**CHALLENGE:** Present the following data again exactly as it is shown.

**SUPPLIED INFORMATION:**
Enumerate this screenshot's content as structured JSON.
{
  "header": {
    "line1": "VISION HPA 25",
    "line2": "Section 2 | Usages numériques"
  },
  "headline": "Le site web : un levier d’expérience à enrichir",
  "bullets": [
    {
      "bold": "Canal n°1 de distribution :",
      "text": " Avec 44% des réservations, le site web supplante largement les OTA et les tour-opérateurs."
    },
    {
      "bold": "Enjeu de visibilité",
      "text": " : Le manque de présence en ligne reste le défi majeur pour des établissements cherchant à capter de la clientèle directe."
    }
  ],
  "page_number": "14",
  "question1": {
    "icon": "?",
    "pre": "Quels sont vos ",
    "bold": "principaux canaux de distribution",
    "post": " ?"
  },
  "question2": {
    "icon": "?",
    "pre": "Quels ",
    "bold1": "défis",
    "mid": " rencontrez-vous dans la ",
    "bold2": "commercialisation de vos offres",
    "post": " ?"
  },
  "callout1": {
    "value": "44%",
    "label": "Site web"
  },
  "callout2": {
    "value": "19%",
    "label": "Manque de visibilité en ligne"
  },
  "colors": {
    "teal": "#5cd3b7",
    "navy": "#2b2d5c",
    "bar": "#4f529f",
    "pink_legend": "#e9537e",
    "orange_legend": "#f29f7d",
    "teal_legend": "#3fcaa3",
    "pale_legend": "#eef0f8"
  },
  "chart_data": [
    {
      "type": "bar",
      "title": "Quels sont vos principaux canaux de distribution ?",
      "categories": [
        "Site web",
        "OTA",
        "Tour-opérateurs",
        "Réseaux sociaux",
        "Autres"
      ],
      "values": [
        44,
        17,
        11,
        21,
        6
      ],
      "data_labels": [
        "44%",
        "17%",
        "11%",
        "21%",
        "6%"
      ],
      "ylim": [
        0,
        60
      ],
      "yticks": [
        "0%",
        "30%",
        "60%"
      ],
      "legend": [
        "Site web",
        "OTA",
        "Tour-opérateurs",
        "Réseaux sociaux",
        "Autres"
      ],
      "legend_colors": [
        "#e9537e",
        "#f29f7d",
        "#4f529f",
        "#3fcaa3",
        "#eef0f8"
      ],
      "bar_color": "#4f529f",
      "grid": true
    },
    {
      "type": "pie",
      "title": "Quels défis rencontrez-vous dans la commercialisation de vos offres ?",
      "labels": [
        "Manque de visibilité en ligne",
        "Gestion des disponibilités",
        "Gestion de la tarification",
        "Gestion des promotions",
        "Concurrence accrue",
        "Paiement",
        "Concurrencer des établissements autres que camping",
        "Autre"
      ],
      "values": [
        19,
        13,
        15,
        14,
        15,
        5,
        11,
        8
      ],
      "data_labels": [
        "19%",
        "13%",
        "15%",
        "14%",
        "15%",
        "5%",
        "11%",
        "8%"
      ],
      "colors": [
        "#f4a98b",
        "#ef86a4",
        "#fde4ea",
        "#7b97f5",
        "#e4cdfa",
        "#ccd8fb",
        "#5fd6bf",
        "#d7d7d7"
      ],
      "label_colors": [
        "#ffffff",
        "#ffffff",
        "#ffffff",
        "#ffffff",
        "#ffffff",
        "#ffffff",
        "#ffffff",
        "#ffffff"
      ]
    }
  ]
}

**SOLVED PROBLEM:**
Enumerate this screenshot's content as structured JSON.
{
  "header": {
    "line1": "VISION HPA 25",
    "line2": "Section 2 | Usages numériques"
  },
  "headline": "Le site web : un levier d’expérience à enrichir",
  "bullets": [
    {
      "bold": "Canal n°1 de distribution :",
      "text": " Avec 44% des réservations, le site web supplante largement les OTA et les tour-opérateurs."
    },
    {
      "bold": "Enjeu de visibilité",
      "text": " : Le manque de présence en ligne reste le défi majeur pour des établissements cherchant à capter de la clientèle directe."
    }
  ],
  "page_number": "14",
  "question1": {
    "icon": "?",
    "pre": "Quels sont vos ",
    "bold": "principaux canaux de distribution",
    "post": " ?"
  },
  "question2": {
    "icon": "?",
    "pre": "Quels ",
    "bold1": "défis",
    "mid": " rencontrez-vous dans la ",
    "bold2": "commercialisation de vos offres",
    "post": " ?"
  },
  "callout1": {
    "value": "44%",
    "label": "Site web"
  },
  "callout2": {
    "value": "19%",
    "label": "Manque de visibilité en ligne"
  },
  "colors": {
    "teal": "#5cd3b7",
    "navy": "#2b2d5c",
    "bar": "#4f529f",
    "pink_legend": "#e9537e",
    "orange_legend": "#f29f7d",
    "teal_legend": "#3fcaa3",
    "pale_legend": "#eef0f8"
  },
  "chart_data": [
    {
      "type": "bar",
      "title": "Quels sont vos principaux canaux de distribution ?",
      "categories": [
        "Site web",
        "OTA",
        "Tour-opérateurs",
        "Réseaux sociaux",
        "Autres"
      ],
      "values": [
        44,
        17,
        11,
        21,
        6
      ],
      "data_labels": [
        "44%",
        "17%",
        "11%",
        "21%",
        "6%"
      ],
      "ylim": [
        0,
        60
      ],
      "yticks": [
        "0%",
        "30%",
        "60%"
      ],
      "legend": [
        "Site web",
        "OTA",
        "Tour-opérateurs",
        "Réseaux sociaux",
        "Autres"
      ],
      "legend_colors": [
        "#e9537e",
        "#f29f7d",
        "#4f529f",
        "#3fcaa3",
        "#eef0f8"
      ],
      "bar_color": "#4f529f",
      "grid": true
    },
    {
      "type": "pie",
      "title": "Quels défis rencontrez-vous dans la commercialisation de vos offres ?",
      "labels": [
        "Manque de visibilité en ligne",
        "Gestion des disponibilités",
        "Gestion de la tarification",
        "Gestion des promotions",
        "Concurrence accrue",
        "Paiement",
        "Concurrencer des établissements autres que camping",
        "Autre"
      ],
      "values": [
        19,
        13,
        15,
        14,
        15,
        5,
        11,
        8
      ],
      "data_labels": [
        "19%",
        "13%",
        "15%",
        "14%",
        "15%",
        "5%",
        "11%",
        "8%"
      ],
      "colors": [
        "#f4a98b",
        "#ef86a4",
        "#fde4ea",
        "#7b97f5",
        "#e4cdfa",
        "#ccd8fb",
        "#5fd6bf",
        "#d7d7d7"
      ],
      "label_colors": [
        "#ffffff",
        "#ffffff",
        "#ffffff",
        "#ffffff",
        "#ffffff",
        "#ffffff",
        "#ffffff",
        "#ffffff"
      ]
    }
  ]
}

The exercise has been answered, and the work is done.